• **DATASET CONTENT**
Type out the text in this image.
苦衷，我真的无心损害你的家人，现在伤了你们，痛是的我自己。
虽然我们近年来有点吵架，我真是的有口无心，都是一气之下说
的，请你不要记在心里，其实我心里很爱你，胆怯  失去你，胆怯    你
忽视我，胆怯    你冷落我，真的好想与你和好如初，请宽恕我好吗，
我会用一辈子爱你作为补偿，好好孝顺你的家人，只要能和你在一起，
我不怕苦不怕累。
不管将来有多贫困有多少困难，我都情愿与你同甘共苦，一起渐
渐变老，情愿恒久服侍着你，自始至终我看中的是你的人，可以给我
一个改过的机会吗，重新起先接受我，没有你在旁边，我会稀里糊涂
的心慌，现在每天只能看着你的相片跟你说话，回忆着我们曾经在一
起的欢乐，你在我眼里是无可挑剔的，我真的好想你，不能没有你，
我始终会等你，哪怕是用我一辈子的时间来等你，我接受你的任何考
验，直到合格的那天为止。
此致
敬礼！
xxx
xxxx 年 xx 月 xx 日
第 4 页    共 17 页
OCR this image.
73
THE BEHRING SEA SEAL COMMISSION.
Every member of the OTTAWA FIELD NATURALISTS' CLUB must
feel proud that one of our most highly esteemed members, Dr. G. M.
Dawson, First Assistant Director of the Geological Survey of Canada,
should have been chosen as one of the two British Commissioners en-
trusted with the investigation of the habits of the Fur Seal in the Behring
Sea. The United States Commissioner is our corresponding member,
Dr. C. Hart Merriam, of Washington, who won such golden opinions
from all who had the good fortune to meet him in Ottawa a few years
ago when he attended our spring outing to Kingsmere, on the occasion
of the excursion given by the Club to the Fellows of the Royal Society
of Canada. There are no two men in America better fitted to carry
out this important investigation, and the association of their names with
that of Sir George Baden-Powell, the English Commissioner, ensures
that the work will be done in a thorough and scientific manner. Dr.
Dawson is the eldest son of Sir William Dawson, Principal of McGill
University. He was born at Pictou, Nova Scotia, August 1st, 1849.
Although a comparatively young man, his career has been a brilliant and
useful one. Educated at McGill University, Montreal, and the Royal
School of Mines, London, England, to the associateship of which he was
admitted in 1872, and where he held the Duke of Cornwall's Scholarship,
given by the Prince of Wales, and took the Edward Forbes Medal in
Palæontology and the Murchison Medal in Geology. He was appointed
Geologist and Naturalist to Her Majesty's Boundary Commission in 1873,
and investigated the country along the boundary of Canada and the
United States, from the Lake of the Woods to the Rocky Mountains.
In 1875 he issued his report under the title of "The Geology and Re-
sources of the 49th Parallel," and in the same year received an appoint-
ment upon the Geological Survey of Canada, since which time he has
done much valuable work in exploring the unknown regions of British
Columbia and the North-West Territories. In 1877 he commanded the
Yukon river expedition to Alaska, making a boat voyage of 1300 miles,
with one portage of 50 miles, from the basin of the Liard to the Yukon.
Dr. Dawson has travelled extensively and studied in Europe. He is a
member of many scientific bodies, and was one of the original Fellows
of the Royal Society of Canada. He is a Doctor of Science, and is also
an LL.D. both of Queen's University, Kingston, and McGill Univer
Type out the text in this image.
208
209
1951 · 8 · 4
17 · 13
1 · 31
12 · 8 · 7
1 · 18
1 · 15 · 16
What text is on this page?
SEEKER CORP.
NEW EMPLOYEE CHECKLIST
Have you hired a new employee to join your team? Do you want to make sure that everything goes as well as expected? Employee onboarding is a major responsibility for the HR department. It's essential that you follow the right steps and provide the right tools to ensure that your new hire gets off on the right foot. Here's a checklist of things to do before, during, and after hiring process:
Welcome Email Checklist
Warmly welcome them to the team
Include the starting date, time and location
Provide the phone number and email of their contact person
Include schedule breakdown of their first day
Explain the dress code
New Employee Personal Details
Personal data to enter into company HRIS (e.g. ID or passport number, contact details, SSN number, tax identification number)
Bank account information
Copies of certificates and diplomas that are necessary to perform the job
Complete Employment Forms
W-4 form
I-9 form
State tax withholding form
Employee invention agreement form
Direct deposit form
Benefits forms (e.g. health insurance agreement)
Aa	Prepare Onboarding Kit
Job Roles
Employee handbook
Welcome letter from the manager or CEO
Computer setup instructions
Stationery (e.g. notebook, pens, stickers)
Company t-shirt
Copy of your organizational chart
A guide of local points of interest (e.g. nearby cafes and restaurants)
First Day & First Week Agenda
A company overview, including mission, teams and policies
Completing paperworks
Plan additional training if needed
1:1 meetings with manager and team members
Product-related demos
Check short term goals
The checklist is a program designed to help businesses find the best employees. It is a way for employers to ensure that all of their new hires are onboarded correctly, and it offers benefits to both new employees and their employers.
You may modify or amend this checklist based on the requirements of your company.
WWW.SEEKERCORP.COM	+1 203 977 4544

• **DESCRIPTION OF THE TASK**
List each line of the records that holds the string "from".

• **THE RESPONSE**
from all who had the good fortune to meet him in Ottawa a few years
United States, from the Lake of the Woods to the Rocky Mountains.
with one portage of 50 miles, from the basin of the Liard to the Yukon.
Welcome letter from the manager or CEO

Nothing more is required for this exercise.